### Material supplied
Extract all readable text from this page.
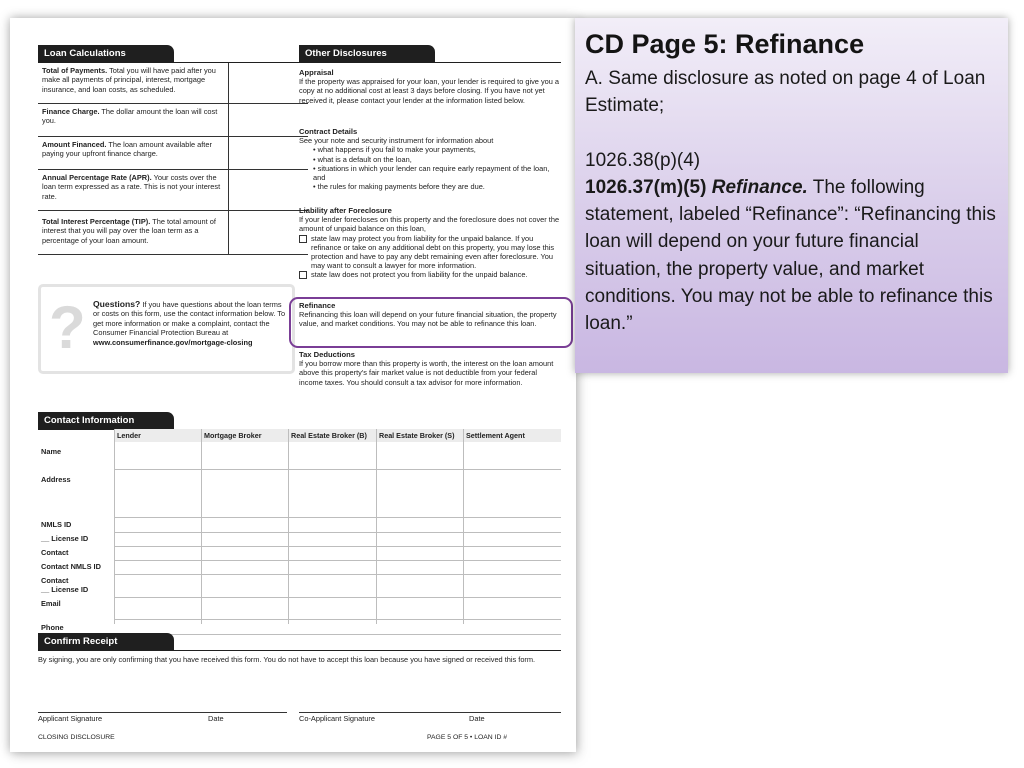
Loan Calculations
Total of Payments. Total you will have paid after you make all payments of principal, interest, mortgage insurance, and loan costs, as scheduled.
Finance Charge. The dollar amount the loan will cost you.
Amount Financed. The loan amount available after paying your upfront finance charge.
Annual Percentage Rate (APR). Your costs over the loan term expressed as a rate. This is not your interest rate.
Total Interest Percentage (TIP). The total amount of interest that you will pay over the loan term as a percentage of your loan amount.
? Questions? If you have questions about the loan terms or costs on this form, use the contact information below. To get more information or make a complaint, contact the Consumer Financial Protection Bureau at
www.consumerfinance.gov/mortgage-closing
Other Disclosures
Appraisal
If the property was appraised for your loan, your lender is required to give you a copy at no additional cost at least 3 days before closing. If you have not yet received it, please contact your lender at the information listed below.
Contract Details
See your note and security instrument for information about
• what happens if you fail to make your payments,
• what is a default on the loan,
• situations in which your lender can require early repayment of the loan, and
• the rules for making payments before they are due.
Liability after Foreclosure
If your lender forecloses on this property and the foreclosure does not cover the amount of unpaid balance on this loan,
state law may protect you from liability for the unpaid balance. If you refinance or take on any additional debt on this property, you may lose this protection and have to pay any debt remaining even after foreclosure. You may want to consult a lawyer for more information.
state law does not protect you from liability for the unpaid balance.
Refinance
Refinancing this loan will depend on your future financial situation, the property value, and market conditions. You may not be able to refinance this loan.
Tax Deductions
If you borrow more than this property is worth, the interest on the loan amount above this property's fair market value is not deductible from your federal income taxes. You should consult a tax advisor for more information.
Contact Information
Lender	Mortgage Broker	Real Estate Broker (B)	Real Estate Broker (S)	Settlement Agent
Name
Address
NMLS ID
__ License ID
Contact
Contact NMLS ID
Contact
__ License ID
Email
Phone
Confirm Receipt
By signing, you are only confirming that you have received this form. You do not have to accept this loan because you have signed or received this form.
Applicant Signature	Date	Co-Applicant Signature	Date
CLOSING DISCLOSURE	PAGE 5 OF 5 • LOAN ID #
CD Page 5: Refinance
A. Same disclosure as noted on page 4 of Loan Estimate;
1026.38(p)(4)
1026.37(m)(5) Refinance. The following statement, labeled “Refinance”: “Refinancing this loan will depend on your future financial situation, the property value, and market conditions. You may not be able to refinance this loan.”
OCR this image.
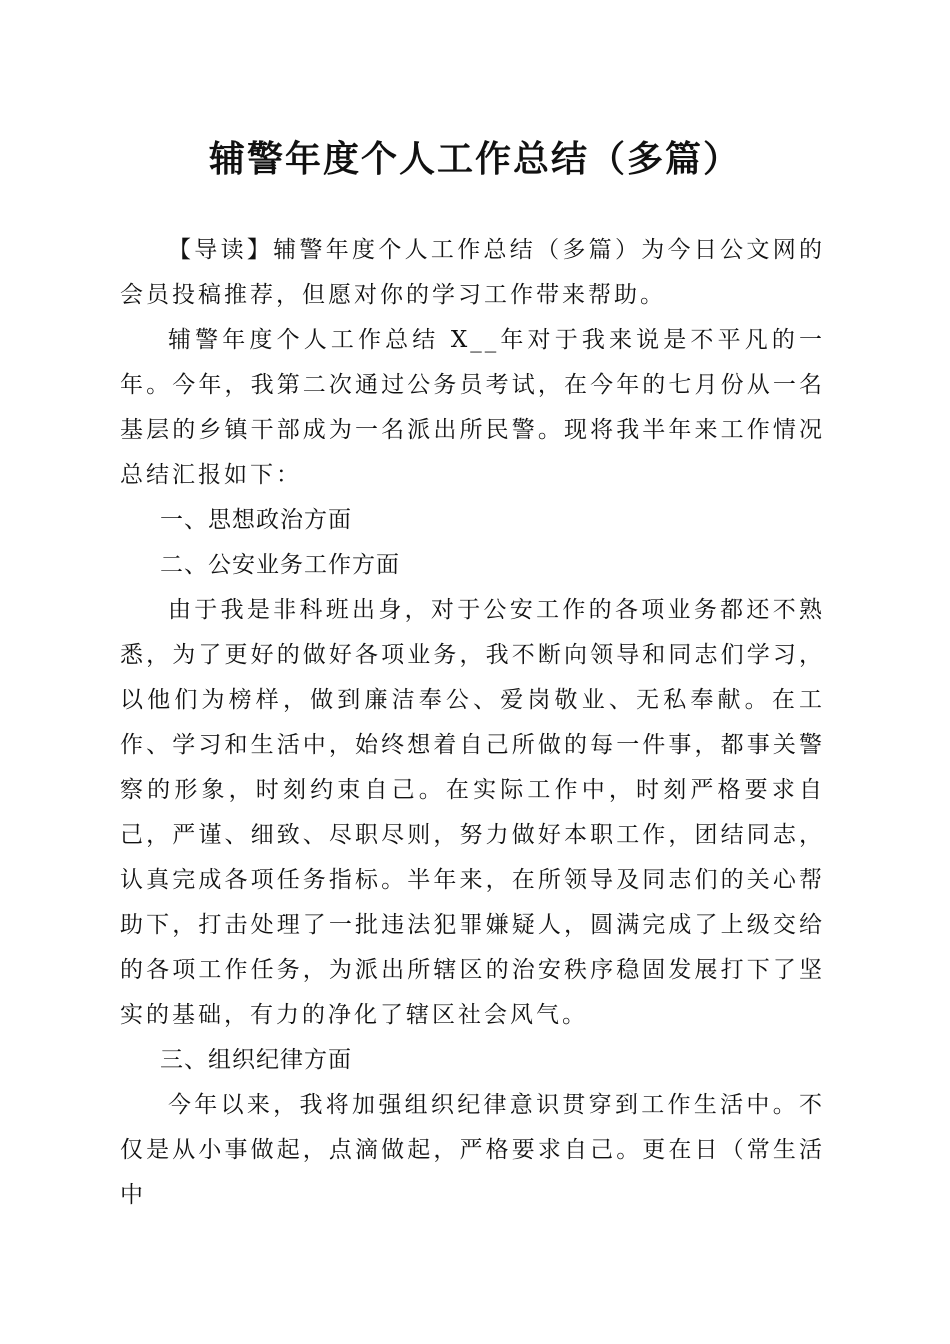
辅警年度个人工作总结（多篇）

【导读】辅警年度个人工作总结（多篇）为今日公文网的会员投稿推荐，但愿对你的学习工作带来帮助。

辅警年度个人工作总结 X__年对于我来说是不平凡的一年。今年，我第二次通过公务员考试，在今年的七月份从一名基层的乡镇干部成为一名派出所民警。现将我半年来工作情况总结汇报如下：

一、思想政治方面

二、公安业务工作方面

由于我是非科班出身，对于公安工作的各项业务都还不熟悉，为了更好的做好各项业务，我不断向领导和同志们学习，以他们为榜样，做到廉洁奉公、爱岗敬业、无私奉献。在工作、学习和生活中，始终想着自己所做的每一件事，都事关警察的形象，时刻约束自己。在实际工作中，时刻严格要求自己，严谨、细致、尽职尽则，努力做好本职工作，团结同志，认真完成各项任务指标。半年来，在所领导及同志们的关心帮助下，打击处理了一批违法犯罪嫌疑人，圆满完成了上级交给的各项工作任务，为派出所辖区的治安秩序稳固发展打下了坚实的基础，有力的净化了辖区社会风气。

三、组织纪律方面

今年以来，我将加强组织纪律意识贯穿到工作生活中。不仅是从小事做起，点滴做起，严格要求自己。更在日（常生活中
...
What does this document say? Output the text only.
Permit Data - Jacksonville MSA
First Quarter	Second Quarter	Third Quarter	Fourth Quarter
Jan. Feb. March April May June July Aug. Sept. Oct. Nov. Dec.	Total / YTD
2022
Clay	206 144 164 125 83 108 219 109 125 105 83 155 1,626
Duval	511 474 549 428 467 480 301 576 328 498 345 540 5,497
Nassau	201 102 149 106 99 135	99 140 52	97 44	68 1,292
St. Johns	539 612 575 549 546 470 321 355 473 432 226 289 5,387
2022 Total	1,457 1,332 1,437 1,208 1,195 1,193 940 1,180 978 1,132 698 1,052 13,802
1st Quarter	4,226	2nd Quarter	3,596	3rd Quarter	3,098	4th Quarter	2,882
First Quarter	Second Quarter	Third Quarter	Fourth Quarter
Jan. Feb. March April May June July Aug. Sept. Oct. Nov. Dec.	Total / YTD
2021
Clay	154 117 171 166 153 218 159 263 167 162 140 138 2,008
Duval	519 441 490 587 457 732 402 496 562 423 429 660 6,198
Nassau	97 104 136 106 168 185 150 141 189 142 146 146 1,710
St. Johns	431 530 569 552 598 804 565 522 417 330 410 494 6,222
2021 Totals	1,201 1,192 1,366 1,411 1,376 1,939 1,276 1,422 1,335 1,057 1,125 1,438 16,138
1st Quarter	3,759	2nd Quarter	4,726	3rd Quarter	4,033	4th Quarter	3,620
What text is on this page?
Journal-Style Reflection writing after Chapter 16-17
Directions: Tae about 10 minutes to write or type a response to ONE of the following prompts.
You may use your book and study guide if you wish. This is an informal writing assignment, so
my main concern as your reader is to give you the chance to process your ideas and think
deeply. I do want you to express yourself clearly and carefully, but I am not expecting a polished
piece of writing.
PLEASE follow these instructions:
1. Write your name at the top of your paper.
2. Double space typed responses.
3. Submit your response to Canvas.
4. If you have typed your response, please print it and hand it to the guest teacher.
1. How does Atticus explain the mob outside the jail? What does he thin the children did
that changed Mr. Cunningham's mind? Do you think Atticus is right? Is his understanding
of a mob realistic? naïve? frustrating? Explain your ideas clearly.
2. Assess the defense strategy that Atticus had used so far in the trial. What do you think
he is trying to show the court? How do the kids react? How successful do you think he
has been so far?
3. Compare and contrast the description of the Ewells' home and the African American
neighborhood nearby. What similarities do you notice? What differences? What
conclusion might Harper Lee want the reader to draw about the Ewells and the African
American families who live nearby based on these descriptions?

### Task directions
Go through the records and pull out each line that includes the word "below".

### The response
? Questions? If you have questions about the loan terms or costs on this form, use the contact information below. To get more information or make a complaint, contact the Consumer Financial Protection Bureau at
If the property was appraised for your loan, your lender is required to give you a copy at no additional cost at least 3 days before closing. If you have not yet received it, please contact your lender at the information listed below.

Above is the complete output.